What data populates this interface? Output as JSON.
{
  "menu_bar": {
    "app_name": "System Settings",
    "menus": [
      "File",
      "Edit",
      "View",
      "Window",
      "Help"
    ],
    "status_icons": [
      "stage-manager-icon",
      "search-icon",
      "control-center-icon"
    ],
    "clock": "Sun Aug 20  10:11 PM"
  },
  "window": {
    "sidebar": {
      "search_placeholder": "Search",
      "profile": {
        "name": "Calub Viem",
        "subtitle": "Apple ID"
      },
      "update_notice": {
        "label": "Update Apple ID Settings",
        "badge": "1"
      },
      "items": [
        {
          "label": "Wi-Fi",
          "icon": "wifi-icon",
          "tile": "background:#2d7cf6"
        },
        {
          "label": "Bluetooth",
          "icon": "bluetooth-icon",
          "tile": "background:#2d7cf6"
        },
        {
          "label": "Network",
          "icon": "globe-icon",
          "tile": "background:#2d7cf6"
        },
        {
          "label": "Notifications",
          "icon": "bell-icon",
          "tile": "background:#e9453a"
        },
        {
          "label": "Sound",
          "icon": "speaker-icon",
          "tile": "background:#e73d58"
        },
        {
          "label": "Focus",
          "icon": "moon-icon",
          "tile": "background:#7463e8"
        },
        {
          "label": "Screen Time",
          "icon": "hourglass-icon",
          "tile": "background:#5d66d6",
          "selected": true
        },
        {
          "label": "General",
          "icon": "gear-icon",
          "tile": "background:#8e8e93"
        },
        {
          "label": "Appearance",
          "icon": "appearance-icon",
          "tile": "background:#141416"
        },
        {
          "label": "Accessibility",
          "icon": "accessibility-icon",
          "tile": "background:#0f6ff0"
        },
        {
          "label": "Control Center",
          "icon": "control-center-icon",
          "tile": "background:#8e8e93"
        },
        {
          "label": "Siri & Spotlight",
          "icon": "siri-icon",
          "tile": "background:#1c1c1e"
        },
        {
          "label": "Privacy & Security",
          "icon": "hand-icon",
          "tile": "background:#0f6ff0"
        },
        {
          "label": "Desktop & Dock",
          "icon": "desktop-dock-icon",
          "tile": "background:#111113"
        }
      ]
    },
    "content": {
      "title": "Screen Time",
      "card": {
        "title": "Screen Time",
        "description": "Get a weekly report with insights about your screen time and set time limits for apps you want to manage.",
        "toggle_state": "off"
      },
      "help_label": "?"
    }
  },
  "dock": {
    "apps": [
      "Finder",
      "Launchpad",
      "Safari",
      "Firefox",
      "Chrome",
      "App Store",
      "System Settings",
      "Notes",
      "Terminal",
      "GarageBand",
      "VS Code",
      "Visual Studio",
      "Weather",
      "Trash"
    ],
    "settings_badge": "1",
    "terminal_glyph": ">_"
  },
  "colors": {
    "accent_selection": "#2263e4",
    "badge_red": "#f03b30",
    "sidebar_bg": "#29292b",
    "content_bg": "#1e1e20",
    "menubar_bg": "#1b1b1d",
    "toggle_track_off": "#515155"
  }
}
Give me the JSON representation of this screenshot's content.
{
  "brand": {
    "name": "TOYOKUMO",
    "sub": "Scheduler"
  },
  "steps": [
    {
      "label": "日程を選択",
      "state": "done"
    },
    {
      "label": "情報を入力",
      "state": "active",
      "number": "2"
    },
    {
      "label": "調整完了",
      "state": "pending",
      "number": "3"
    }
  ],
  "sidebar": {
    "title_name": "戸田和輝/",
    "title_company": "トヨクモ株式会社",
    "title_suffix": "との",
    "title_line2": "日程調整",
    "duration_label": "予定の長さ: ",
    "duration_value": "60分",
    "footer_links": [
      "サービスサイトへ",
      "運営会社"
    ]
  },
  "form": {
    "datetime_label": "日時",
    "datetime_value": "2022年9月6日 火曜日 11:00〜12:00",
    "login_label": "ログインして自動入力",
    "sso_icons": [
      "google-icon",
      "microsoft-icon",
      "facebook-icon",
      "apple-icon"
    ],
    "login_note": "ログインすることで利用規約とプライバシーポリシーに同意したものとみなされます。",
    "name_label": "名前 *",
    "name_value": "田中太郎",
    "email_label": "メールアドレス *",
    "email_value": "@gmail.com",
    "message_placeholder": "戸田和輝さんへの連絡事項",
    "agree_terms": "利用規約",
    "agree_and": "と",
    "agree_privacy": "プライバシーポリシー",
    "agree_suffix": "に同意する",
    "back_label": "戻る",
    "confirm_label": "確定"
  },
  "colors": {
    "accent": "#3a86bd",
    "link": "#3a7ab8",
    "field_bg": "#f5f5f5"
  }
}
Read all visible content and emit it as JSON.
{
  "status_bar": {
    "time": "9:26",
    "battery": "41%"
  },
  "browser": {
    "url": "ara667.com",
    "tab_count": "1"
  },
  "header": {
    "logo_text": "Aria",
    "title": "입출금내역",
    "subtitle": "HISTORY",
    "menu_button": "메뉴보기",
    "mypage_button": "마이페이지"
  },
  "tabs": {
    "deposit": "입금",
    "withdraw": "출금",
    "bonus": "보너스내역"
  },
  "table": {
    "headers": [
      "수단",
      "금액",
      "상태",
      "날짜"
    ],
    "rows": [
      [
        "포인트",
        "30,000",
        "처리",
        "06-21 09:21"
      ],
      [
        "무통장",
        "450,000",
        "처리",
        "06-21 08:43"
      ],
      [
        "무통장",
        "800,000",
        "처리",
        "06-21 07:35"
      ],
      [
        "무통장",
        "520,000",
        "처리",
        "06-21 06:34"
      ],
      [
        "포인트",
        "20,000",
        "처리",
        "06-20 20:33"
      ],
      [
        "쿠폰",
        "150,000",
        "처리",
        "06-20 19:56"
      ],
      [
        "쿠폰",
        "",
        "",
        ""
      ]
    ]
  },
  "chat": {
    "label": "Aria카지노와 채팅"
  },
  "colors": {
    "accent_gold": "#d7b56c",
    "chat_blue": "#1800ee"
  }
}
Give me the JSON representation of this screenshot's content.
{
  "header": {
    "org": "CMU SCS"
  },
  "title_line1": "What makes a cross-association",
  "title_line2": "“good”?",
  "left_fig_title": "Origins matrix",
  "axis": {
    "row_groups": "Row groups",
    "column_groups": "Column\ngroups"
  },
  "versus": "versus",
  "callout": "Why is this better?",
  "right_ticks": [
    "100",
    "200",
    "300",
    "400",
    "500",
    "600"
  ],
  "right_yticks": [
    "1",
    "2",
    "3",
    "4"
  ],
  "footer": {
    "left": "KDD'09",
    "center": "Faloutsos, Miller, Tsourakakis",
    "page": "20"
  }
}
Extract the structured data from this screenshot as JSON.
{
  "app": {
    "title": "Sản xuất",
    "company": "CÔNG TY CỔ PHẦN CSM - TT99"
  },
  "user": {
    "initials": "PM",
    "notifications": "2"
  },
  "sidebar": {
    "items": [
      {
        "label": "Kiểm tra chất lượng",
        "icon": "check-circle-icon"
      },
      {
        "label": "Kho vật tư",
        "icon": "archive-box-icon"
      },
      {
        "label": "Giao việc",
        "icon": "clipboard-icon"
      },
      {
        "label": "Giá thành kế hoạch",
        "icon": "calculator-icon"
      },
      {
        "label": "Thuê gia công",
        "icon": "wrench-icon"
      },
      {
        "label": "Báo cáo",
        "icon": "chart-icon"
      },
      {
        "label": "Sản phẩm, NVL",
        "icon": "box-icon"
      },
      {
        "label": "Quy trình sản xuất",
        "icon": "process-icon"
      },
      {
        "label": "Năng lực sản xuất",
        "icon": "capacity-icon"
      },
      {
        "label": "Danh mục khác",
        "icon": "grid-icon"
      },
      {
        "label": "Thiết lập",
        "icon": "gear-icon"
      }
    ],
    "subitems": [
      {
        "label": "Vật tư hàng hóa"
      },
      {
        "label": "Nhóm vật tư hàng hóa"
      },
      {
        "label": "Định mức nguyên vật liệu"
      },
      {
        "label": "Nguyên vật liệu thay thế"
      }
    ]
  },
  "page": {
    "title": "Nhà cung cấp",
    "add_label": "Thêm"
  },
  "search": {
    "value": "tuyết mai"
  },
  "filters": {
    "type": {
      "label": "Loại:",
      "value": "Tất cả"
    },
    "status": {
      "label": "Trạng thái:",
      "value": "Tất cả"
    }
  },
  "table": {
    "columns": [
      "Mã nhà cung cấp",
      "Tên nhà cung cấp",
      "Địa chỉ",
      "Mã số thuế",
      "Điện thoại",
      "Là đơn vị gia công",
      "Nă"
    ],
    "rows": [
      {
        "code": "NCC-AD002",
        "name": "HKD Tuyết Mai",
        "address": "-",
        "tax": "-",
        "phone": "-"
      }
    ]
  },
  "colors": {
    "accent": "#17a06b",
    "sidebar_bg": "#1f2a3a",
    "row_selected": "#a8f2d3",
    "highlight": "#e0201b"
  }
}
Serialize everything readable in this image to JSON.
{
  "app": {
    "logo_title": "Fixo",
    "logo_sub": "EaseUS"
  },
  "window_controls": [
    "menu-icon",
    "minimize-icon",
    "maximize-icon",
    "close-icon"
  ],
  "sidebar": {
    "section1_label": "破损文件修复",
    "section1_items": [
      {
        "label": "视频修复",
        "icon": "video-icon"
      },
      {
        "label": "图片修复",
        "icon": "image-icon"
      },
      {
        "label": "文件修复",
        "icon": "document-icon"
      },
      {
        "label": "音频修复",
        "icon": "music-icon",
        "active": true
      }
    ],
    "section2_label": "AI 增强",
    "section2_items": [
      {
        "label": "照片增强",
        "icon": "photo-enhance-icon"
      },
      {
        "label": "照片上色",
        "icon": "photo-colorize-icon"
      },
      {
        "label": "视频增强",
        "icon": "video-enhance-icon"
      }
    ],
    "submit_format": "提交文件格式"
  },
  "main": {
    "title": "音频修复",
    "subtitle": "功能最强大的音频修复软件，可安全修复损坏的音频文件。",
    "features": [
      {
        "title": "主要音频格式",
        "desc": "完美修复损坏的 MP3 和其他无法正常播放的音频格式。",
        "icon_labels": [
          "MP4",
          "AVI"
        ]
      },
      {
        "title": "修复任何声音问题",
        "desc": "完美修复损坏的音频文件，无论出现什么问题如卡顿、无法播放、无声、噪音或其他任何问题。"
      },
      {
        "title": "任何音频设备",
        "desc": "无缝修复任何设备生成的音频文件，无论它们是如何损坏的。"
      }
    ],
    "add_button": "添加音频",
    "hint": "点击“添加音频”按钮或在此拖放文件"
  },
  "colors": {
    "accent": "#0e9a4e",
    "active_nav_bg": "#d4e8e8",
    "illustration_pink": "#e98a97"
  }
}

[PROMPT]:
Copy out each line that contains the word "hàng".

[SOLUTION FOR THIS EXERCISE]:
        "label": "Vật tư hàng hóa"
        "label": "Nhóm vật tư hàng hóa"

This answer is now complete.